• [YOUR OBJECTIVE] Type every record exactly as it appears.

─── STORED DATA ───

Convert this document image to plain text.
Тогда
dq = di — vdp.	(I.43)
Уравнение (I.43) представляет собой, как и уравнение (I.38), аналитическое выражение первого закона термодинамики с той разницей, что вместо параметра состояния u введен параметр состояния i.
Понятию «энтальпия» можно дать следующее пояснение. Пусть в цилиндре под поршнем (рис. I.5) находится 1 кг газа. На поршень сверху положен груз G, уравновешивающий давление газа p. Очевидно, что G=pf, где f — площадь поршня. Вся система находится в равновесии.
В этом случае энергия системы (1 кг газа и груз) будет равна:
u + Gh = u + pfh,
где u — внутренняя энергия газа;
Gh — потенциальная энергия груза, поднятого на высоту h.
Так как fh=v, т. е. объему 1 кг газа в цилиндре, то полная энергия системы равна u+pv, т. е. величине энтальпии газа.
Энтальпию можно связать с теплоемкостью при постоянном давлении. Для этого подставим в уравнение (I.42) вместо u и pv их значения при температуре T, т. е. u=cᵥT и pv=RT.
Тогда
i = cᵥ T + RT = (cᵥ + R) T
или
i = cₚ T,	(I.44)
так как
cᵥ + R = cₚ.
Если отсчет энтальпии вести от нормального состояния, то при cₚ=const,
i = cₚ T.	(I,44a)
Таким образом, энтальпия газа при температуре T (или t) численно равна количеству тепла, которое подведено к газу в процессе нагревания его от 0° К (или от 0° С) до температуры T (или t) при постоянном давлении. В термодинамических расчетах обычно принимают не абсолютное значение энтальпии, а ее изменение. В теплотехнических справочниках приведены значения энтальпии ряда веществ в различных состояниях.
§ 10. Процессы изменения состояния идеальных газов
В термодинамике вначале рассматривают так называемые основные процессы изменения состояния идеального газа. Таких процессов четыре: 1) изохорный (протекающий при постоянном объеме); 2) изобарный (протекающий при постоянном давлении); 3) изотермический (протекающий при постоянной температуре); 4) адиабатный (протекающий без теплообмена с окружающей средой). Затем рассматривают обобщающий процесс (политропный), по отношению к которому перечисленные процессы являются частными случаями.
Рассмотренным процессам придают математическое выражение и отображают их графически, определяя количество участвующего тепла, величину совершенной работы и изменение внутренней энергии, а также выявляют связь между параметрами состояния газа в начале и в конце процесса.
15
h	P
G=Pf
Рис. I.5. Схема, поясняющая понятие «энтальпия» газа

───

• [TASK RESULT]
Convert this document image to plain text.
Тогда
dq = di — vdp.	(I.43)
Уравнение (I.43) представляет собой, как и уравнение (I.38), аналитическое выражение первого закона термодинамики с той разницей, что вместо параметра состояния u введен параметр состояния i.
Понятию «энтальпия» можно дать следующее пояснение. Пусть в цилиндре под поршнем (рис. I.5) находится 1 кг газа. На поршень сверху положен груз G, уравновешивающий давление газа p. Очевидно, что G=pf, где f — площадь поршня. Вся система находится в равновесии.
В этом случае энергия системы (1 кг газа и груз) будет равна:
u + Gh = u + pfh,
где u — внутренняя энергия газа;
Gh — потенциальная энергия груза, поднятого на высоту h.
Так как fh=v, т. е. объему 1 кг газа в цилиндре, то полная энергия системы равна u+pv, т. е. величине энтальпии газа.
Энтальпию можно связать с теплоемкостью при постоянном давлении. Для этого подставим в уравнение (I.42) вместо u и pv их значения при температуре T, т. е. u=cᵥT и pv=RT.
Тогда
i = cᵥ T + RT = (cᵥ + R) T
или
i = cₚ T,	(I.44)
так как
cᵥ + R = cₚ.
Если отсчет энтальпии вести от нормального состояния, то при cₚ=const,
i = cₚ T.	(I,44a)
Таким образом, энтальпия газа при температуре T (или t) численно равна количеству тепла, которое подведено к газу в процессе нагревания его от 0° К (или от 0° С) до температуры T (или t) при постоянном давлении. В термодинамических расчетах обычно принимают не абсолютное значение энтальпии, а ее изменение. В теплотехнических справочниках приведены значения энтальпии ряда веществ в различных состояниях.
§ 10. Процессы изменения состояния идеальных газов
В термодинамике вначале рассматривают так называемые основные процессы изменения состояния идеального газа. Таких процессов четыре: 1) изохорный (протекающий при постоянном объеме); 2) изобарный (протекающий при постоянном давлении); 3) изотермический (протекающий при постоянной температуре); 4) адиабатный (протекающий без теплообмена с окружающей средой). Затем рассматривают обобщающий процесс (политропный), по отношению к которому перечисленные процессы являются частными случаями.
Рассмотренным процессам придают математическое выражение и отображают их графически, определяя количество участвующего тепла, величину совершенной работы и изменение внутренней энергии, а также выявляют связь между параметрами состояния газа в начале и в конце процесса.
15
h	P
G=Pf
Рис. I.5. Схема, поясняющая понятие «энтальпия» газа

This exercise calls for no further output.